## Stated exercise:
Filter the records for lines holding the string "Overview".

## Data extract:
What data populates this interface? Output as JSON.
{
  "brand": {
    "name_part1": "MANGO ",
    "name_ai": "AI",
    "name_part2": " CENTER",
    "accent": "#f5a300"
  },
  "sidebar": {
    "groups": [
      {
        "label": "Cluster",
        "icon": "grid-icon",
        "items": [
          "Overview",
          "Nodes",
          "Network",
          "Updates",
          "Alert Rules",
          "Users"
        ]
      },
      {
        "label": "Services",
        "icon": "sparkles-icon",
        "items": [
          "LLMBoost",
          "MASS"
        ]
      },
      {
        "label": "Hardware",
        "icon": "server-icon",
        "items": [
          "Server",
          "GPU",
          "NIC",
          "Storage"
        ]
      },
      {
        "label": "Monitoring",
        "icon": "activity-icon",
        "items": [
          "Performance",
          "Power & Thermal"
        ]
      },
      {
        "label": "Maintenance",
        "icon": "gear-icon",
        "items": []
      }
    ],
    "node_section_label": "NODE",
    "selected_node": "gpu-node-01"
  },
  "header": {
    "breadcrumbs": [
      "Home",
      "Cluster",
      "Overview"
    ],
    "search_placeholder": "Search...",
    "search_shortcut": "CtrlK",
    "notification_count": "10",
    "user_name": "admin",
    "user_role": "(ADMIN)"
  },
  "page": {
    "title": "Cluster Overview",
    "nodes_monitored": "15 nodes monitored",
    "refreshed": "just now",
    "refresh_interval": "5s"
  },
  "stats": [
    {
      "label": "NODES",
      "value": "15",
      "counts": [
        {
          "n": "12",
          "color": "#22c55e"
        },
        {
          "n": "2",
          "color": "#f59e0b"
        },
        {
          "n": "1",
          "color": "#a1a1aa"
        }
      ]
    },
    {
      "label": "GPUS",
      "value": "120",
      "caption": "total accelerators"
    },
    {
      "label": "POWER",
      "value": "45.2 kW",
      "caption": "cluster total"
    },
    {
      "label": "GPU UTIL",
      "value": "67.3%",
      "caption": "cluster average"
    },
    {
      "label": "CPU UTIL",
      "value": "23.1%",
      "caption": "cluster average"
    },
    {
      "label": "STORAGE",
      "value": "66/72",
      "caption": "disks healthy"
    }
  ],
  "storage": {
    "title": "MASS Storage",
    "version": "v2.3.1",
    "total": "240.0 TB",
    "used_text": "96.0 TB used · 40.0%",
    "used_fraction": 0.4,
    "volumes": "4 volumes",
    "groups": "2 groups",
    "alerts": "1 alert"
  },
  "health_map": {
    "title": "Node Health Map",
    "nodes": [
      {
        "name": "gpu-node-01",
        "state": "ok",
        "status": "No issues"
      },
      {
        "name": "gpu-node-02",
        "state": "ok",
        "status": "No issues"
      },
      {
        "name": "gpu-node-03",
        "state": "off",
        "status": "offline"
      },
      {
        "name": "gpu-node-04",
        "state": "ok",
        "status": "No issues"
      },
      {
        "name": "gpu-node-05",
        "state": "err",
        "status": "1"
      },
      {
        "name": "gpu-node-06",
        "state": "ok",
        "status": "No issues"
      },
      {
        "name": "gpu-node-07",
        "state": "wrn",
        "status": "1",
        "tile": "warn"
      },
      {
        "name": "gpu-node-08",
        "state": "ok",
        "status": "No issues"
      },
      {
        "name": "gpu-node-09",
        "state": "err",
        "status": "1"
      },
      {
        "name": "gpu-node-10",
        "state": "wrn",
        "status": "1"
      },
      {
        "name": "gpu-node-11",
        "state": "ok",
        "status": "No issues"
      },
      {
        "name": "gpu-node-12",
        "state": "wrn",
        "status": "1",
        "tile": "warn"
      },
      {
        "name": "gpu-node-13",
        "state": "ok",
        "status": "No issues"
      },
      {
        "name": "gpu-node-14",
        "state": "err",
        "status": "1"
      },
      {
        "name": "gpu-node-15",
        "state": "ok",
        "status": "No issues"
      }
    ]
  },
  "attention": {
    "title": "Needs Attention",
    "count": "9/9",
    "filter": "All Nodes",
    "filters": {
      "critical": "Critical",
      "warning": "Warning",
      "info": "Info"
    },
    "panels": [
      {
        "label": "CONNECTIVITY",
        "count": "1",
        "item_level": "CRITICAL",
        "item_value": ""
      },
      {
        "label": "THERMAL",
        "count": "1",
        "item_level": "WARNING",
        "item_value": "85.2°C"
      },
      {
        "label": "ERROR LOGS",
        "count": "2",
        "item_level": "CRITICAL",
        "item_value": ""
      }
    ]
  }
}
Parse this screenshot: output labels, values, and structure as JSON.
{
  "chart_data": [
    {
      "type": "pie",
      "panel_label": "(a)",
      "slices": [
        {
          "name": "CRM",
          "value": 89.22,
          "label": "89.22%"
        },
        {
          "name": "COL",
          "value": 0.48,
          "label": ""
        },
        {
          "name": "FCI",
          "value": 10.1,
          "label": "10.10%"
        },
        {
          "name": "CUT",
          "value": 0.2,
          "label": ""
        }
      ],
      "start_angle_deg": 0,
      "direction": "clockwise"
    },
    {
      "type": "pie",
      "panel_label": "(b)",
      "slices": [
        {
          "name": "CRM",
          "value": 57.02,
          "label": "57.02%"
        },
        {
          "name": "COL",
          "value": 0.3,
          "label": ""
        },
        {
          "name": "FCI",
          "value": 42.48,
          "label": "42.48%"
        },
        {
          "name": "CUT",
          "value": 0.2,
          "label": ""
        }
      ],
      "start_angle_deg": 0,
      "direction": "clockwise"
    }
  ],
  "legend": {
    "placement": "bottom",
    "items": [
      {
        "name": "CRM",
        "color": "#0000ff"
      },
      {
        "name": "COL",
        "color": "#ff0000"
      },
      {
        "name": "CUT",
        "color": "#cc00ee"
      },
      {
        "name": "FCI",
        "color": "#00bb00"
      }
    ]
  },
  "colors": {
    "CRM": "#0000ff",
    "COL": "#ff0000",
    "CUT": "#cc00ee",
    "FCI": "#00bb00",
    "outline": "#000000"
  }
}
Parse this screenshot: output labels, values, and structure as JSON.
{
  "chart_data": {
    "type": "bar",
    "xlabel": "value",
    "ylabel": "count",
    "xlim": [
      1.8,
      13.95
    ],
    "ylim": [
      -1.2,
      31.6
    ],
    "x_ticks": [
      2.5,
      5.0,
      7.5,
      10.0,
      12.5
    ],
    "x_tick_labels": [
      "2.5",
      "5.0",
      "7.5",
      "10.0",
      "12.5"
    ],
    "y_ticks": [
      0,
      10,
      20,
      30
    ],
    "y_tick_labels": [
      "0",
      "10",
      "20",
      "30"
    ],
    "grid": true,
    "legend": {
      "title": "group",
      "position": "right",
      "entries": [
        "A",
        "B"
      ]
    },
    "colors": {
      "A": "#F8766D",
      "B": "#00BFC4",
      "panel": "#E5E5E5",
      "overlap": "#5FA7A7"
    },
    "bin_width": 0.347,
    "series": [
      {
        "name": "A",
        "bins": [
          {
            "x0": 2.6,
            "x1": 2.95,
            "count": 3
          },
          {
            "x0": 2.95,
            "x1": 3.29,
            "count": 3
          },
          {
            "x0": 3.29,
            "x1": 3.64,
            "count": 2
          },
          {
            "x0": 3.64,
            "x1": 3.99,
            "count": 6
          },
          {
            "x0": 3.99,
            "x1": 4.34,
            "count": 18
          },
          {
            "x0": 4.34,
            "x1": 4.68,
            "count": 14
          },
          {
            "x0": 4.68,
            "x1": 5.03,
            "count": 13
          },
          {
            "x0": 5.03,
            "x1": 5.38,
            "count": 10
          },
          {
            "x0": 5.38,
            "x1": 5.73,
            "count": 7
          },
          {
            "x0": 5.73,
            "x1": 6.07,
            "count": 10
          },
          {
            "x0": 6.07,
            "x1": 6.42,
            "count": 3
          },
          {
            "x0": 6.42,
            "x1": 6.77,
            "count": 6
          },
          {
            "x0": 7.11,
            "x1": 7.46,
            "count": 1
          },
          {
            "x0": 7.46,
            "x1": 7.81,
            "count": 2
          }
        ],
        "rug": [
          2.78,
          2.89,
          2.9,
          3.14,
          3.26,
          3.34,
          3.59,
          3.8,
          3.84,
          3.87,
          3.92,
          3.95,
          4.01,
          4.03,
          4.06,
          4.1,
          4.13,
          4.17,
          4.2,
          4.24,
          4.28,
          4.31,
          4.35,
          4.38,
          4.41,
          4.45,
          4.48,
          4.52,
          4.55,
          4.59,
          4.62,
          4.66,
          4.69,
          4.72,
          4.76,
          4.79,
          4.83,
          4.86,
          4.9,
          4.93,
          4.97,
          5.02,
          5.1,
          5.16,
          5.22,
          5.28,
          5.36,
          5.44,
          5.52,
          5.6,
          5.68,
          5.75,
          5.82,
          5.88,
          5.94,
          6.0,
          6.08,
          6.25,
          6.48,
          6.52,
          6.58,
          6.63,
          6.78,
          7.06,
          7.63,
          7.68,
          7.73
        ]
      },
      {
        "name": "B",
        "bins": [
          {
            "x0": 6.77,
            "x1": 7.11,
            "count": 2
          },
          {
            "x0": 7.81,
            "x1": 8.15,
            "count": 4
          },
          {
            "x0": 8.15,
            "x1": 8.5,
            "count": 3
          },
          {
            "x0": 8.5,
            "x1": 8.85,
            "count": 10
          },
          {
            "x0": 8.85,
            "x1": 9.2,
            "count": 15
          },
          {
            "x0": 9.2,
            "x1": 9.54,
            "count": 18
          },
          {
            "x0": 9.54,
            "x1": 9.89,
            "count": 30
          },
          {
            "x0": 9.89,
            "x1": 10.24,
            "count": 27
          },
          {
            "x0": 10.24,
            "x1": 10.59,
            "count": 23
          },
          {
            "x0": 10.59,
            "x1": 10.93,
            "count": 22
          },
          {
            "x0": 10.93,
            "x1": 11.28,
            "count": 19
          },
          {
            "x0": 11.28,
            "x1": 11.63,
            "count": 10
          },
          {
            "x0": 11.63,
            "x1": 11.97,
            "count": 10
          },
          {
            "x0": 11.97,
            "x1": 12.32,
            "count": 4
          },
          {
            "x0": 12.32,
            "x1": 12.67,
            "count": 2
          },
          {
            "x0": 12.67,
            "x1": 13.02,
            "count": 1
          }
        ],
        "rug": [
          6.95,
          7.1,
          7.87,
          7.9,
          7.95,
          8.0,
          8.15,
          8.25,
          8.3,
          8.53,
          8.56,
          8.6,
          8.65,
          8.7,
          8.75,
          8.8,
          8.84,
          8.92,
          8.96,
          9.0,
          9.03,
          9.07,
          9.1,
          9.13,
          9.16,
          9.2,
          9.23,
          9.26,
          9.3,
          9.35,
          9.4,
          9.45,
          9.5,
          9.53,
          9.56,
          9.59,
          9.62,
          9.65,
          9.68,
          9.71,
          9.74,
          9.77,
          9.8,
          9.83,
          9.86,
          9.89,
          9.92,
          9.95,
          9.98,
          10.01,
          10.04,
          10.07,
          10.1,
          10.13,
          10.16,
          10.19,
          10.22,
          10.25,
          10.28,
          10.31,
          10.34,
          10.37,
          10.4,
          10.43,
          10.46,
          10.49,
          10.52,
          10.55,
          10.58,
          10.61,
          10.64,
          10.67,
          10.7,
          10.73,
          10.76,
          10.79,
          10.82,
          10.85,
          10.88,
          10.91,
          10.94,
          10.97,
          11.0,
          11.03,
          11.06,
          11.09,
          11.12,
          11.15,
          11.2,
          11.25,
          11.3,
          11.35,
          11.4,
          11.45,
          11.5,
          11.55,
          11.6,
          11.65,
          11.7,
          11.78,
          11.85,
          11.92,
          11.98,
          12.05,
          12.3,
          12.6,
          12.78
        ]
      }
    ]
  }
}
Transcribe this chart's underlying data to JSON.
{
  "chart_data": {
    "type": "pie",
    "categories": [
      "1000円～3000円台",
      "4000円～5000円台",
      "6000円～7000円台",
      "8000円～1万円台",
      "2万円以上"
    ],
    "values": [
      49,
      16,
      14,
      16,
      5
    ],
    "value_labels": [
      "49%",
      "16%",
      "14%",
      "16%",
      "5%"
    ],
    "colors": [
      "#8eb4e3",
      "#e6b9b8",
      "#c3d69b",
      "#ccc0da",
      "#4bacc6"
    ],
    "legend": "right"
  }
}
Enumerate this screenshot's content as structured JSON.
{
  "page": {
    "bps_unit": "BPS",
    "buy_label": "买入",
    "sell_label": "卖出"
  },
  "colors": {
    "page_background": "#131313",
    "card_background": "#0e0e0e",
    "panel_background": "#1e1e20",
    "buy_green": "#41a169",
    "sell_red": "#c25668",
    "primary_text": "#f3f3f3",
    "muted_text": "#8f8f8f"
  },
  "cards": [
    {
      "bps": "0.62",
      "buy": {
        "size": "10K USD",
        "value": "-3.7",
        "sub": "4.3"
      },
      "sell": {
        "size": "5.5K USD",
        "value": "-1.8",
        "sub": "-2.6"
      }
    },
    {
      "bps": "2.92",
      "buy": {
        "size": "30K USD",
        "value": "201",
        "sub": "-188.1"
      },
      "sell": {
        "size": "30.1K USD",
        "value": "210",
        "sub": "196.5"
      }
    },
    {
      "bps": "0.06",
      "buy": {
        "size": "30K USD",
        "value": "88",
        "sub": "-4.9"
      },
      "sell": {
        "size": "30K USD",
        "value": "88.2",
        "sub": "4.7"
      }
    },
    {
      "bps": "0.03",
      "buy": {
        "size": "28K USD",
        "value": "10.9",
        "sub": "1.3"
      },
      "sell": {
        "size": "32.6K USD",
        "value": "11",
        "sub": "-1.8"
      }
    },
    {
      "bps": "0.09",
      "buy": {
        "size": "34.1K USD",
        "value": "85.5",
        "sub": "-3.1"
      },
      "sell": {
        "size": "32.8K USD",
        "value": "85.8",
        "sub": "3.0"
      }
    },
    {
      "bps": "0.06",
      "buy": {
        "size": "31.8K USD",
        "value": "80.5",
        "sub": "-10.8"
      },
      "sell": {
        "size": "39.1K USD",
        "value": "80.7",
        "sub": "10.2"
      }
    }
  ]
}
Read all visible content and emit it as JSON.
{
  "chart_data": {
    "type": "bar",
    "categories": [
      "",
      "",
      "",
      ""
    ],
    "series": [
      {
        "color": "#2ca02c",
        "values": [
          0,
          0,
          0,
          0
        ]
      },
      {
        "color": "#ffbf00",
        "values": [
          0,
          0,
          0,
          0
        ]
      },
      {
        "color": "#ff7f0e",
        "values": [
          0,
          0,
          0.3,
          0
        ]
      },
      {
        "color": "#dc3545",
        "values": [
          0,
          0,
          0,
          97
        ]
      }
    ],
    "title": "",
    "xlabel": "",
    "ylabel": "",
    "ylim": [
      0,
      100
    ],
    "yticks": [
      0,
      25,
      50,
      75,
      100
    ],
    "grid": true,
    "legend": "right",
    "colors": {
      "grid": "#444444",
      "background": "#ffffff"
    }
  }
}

## Result below:
          "Overview",
      "Overview"
    "title": "Cluster Overview",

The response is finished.